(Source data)
· · · · ·

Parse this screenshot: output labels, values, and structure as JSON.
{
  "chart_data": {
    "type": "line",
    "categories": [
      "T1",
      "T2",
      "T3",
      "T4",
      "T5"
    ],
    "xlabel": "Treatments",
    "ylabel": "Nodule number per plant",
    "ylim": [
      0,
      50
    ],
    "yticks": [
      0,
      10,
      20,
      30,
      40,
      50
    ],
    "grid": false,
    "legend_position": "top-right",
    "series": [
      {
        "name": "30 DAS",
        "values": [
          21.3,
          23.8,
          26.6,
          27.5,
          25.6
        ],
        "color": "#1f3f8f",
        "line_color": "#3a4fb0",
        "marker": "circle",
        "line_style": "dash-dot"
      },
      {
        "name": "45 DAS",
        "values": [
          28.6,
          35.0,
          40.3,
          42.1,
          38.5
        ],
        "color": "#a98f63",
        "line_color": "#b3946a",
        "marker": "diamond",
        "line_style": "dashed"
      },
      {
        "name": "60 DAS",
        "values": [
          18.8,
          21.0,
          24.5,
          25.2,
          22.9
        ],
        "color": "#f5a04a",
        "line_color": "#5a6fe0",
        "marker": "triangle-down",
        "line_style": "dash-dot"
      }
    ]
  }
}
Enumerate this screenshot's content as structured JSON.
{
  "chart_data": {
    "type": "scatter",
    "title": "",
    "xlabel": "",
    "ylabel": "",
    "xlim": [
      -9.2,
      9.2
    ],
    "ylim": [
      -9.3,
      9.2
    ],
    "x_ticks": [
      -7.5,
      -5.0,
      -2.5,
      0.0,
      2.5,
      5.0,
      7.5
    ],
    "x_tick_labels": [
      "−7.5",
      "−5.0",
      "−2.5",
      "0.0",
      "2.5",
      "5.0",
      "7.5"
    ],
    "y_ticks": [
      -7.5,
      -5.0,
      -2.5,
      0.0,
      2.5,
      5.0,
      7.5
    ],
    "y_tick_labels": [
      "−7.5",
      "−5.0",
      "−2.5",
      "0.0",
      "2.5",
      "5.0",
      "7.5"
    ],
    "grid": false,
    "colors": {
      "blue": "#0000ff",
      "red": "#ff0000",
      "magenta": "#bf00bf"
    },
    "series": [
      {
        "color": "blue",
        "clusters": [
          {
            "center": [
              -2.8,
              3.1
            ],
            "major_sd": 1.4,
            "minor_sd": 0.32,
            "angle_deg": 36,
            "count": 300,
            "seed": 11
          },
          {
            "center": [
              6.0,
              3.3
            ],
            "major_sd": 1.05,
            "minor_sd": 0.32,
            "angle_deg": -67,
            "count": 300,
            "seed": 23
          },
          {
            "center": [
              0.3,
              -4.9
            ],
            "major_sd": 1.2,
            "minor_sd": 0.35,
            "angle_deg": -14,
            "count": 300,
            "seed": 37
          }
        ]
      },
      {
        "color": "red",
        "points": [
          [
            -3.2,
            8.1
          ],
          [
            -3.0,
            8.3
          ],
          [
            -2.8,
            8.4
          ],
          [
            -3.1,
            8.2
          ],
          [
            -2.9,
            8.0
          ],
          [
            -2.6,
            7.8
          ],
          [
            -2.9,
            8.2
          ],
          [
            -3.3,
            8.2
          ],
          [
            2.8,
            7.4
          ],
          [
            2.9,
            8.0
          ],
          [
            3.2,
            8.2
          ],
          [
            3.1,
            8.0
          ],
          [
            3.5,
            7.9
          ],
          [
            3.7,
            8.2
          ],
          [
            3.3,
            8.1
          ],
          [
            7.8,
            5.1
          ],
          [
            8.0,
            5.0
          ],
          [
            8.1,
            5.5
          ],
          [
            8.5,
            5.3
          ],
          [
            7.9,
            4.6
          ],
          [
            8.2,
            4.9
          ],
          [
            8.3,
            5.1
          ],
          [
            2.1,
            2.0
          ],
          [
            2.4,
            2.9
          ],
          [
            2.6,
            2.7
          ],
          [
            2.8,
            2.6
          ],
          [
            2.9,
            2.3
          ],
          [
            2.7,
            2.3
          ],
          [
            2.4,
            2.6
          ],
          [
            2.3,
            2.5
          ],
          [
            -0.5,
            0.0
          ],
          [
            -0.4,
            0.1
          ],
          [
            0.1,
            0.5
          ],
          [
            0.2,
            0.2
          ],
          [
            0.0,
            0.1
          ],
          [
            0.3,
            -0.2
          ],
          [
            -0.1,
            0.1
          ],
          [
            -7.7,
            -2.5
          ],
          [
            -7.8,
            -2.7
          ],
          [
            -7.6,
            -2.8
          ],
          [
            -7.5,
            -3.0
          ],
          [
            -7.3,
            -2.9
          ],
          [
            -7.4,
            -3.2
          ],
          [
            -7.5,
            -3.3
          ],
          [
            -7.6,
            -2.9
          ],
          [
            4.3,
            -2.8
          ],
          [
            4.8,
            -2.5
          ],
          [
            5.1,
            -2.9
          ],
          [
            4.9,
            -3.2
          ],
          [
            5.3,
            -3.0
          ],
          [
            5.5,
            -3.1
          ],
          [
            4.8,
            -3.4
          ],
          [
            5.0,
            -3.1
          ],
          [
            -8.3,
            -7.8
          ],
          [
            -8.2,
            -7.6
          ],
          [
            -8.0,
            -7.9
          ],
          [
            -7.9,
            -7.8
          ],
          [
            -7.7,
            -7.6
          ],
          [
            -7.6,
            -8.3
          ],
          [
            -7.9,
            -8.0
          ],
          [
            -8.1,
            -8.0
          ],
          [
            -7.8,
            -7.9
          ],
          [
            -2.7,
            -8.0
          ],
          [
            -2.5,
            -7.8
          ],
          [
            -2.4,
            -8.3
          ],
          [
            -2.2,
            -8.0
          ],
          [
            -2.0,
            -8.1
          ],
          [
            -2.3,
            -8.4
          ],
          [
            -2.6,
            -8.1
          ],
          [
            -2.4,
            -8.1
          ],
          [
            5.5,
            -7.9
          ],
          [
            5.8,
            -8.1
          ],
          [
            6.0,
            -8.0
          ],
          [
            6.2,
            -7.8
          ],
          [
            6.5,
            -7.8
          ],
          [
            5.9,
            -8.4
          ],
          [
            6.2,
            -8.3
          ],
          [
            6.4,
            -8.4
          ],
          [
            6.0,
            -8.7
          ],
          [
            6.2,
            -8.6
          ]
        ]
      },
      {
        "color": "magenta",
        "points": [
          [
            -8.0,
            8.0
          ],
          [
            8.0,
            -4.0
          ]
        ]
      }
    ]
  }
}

· · · · ·

### Your task:
Gather each line of the listing that holds the string "ylabel".

### Output for this task:
    "ylabel": "Nodule number per plant",
    "ylabel": "",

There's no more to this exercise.